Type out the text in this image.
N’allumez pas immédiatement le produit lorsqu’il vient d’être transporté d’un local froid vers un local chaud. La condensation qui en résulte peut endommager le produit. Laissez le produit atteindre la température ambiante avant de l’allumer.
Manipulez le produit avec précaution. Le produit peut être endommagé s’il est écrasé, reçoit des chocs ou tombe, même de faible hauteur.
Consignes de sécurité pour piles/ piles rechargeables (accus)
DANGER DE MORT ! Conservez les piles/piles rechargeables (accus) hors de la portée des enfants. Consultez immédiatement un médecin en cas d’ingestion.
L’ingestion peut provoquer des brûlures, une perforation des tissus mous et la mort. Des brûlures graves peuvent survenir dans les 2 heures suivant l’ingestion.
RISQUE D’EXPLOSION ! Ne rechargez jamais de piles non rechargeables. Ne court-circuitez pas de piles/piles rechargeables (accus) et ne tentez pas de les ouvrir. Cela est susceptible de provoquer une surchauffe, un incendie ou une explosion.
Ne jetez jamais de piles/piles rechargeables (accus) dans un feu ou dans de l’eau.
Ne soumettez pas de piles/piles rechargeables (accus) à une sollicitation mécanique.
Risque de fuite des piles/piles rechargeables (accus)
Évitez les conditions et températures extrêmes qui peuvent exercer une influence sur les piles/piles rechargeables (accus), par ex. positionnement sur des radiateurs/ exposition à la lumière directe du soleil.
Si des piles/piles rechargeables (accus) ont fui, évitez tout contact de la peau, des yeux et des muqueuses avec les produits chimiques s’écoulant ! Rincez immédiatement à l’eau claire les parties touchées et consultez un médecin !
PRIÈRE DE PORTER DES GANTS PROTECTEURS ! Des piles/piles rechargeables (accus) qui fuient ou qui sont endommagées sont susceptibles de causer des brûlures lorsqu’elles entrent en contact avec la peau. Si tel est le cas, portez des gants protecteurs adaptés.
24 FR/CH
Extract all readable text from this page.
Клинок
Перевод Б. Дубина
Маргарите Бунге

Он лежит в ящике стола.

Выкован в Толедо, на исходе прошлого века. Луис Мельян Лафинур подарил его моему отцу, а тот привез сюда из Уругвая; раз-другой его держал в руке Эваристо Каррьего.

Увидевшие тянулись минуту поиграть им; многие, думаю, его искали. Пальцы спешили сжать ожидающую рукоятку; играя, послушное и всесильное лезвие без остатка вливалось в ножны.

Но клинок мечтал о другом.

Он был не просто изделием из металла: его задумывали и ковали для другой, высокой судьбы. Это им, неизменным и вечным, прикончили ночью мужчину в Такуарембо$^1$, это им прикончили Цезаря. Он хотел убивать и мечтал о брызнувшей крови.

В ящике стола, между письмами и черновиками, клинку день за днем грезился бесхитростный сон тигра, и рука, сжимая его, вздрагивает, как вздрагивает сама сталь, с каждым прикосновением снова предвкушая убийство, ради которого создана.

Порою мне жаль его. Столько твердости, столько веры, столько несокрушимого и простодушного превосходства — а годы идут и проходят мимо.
######
__Exercise description__:
Recopy the entries above exactly, with every line included.

__The answer__:
Type out the text in this image.
N’allumez pas immédiatement le produit lorsqu’il vient d’être transporté d’un local froid vers un local chaud. La condensation qui en résulte peut endommager le produit. Laissez le produit atteindre la température ambiante avant de l’allumer.
Manipulez le produit avec précaution. Le produit peut être endommagé s’il est écrasé, reçoit des chocs ou tombe, même de faible hauteur.
Consignes de sécurité pour piles/ piles rechargeables (accus)
DANGER DE MORT ! Conservez les piles/piles rechargeables (accus) hors de la portée des enfants. Consultez immédiatement un médecin en cas d’ingestion.
L’ingestion peut provoquer des brûlures, une perforation des tissus mous et la mort. Des brûlures graves peuvent survenir dans les 2 heures suivant l’ingestion.
RISQUE D’EXPLOSION ! Ne rechargez jamais de piles non rechargeables. Ne court-circuitez pas de piles/piles rechargeables (accus) et ne tentez pas de les ouvrir. Cela est susceptible de provoquer une surchauffe, un incendie ou une explosion.
Ne jetez jamais de piles/piles rechargeables (accus) dans un feu ou dans de l’eau.
Ne soumettez pas de piles/piles rechargeables (accus) à une sollicitation mécanique.
Risque de fuite des piles/piles rechargeables (accus)
Évitez les conditions et températures extrêmes qui peuvent exercer une influence sur les piles/piles rechargeables (accus), par ex. positionnement sur des radiateurs/ exposition à la lumière directe du soleil.
Si des piles/piles rechargeables (accus) ont fui, évitez tout contact de la peau, des yeux et des muqueuses avec les produits chimiques s’écoulant ! Rincez immédiatement à l’eau claire les parties touchées et consultez un médecin !
PRIÈRE DE PORTER DES GANTS PROTECTEURS ! Des piles/piles rechargeables (accus) qui fuient ou qui sont endommagées sont susceptibles de causer des brûlures lorsqu’elles entrent en contact avec la peau. Si tel est le cas, portez des gants protecteurs adaptés.
24 FR/CH
Extract all readable text from this page.
Клинок
Перевод Б. Дубина
Маргарите Бунге

Он лежит в ящике стола.

Выкован в Толедо, на исходе прошлого века. Луис Мельян Лафинур подарил его моему отцу, а тот привез сюда из Уругвая; раз-другой его держал в руке Эваристо Каррьего.

Увидевшие тянулись минуту поиграть им; многие, думаю, его искали. Пальцы спешили сжать ожидающую рукоятку; играя, послушное и всесильное лезвие без остатка вливалось в ножны.

Но клинок мечтал о другом.

Он был не просто изделием из металла: его задумывали и ковали для другой, высокой судьбы. Это им, неизменным и вечным, прикончили ночью мужчину в Такуарембо$^1$, это им прикончили Цезаря. Он хотел убивать и мечтал о брызнувшей крови.

В ящике стола, между письмами и черновиками, клинку день за днем грезился бесхитростный сон тигра, и рука, сжимая его, вздрагивает, как вздрагивает сама сталь, с каждым прикосновением снова предвкушая убийство, ради которого создана.

Порою мне жаль его. Столько твердости, столько веры, столько несокрушимого и простодушного превосходства — а годы идут и проходят мимо.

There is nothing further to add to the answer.